§ TASK:
Count how many lines contain the word "stars". Respond with the number alone.

>> BEGIN STORED RECORDS

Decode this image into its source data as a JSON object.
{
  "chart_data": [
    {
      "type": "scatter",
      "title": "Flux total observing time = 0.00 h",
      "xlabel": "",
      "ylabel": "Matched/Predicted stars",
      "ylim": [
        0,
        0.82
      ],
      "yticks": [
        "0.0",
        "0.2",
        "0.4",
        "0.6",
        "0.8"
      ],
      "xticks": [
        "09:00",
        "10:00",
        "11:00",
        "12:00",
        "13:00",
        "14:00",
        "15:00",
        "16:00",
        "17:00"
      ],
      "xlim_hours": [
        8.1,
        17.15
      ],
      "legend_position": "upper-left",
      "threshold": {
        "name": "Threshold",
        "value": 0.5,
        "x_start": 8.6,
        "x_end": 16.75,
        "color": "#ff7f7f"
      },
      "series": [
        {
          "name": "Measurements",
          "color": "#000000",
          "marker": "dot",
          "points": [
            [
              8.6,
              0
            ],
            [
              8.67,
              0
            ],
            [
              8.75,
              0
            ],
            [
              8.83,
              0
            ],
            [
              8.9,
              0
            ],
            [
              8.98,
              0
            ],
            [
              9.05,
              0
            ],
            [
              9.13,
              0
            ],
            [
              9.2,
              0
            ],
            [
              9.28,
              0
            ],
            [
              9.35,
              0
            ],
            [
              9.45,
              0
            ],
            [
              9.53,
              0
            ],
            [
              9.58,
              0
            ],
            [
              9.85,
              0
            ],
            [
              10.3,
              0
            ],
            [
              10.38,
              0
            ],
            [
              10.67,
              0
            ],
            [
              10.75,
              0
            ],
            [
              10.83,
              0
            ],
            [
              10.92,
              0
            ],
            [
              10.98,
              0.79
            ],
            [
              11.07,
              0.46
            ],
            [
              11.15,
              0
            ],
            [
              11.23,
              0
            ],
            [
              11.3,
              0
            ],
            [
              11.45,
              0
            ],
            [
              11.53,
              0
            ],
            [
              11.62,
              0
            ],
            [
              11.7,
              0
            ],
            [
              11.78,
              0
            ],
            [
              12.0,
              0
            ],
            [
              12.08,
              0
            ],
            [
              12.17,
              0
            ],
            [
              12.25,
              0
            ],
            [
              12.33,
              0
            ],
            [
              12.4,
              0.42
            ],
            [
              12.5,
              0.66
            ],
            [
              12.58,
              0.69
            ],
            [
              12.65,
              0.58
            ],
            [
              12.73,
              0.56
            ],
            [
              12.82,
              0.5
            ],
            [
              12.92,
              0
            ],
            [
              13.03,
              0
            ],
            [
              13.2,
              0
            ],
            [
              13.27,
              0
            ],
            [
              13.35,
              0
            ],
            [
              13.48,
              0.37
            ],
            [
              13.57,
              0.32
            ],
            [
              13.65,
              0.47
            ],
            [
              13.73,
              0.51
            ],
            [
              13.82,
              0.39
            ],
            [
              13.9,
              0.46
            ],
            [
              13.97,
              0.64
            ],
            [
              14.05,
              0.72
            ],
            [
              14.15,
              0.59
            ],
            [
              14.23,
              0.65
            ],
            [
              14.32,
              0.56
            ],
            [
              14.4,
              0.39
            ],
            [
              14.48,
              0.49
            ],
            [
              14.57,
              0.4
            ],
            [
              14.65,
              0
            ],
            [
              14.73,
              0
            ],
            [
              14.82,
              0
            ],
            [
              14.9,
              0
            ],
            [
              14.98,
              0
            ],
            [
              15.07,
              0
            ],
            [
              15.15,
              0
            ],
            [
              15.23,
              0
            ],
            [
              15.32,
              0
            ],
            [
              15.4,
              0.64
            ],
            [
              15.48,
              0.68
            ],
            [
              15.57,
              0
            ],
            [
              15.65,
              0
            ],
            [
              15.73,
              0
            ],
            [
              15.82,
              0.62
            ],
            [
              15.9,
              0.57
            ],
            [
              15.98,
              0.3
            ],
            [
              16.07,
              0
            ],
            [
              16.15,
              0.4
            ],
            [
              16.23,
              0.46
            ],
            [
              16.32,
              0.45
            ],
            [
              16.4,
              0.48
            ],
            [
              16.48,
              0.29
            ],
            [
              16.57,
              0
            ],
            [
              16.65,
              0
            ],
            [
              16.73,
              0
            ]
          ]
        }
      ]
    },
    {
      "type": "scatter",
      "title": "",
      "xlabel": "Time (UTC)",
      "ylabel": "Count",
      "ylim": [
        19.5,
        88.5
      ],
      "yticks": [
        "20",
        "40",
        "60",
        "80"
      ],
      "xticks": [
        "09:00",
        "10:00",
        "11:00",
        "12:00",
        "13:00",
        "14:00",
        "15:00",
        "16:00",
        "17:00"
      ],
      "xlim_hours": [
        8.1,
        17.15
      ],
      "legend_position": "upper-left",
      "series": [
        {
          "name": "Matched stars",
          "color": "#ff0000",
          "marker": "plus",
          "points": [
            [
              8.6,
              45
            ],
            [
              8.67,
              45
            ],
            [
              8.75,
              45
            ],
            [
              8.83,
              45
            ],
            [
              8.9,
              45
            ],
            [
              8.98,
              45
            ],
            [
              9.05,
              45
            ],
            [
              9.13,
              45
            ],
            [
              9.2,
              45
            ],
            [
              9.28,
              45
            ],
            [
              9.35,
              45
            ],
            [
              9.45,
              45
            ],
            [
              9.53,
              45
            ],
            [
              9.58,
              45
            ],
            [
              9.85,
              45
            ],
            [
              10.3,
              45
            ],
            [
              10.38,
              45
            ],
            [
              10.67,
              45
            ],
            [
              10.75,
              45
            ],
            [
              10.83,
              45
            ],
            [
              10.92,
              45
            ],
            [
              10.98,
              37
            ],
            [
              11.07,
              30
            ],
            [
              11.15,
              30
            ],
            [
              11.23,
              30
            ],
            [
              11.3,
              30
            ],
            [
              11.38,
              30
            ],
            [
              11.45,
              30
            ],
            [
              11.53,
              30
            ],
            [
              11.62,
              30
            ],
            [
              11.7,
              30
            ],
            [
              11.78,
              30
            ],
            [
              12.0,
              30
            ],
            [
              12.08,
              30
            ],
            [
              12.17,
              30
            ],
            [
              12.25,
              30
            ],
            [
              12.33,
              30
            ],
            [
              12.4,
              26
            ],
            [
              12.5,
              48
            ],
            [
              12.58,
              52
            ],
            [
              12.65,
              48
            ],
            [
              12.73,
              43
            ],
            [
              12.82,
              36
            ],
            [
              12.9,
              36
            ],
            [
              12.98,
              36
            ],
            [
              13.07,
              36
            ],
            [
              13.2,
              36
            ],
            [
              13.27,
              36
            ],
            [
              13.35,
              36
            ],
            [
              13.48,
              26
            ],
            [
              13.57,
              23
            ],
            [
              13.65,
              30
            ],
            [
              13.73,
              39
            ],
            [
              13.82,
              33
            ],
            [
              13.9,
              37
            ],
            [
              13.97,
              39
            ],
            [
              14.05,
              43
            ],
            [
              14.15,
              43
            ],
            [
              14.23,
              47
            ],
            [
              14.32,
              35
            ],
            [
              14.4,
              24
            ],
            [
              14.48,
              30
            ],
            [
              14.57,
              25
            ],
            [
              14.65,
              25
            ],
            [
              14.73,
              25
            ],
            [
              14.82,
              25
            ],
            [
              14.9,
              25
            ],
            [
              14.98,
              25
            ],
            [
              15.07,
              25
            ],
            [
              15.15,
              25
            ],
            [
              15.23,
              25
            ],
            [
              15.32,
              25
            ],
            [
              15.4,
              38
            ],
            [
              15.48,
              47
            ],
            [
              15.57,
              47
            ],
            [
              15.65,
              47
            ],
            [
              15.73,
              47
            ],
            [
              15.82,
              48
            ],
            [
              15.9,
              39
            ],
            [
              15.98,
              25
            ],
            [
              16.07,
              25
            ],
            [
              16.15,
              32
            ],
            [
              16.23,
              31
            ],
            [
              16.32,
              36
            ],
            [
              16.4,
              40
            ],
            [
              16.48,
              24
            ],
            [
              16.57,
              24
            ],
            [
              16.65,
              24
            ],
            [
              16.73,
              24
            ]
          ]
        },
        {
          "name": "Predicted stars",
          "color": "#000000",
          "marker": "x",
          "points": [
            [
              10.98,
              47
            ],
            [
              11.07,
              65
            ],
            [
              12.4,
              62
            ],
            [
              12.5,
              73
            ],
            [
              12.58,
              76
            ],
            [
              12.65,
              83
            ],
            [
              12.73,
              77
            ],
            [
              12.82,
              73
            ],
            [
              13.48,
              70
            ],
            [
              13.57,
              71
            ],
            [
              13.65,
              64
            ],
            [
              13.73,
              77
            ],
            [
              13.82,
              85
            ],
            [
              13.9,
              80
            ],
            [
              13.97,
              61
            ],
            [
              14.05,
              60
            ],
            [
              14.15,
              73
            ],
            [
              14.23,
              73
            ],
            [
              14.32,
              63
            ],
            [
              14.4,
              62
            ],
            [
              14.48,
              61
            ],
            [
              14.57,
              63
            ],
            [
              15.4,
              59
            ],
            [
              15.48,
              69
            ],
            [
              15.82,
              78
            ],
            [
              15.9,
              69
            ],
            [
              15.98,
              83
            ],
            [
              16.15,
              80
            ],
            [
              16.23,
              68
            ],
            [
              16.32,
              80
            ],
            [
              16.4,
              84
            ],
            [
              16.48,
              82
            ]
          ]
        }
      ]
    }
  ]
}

>> END STORED RECORDS

§ SOLUTION TO THIS PROBLEM:
3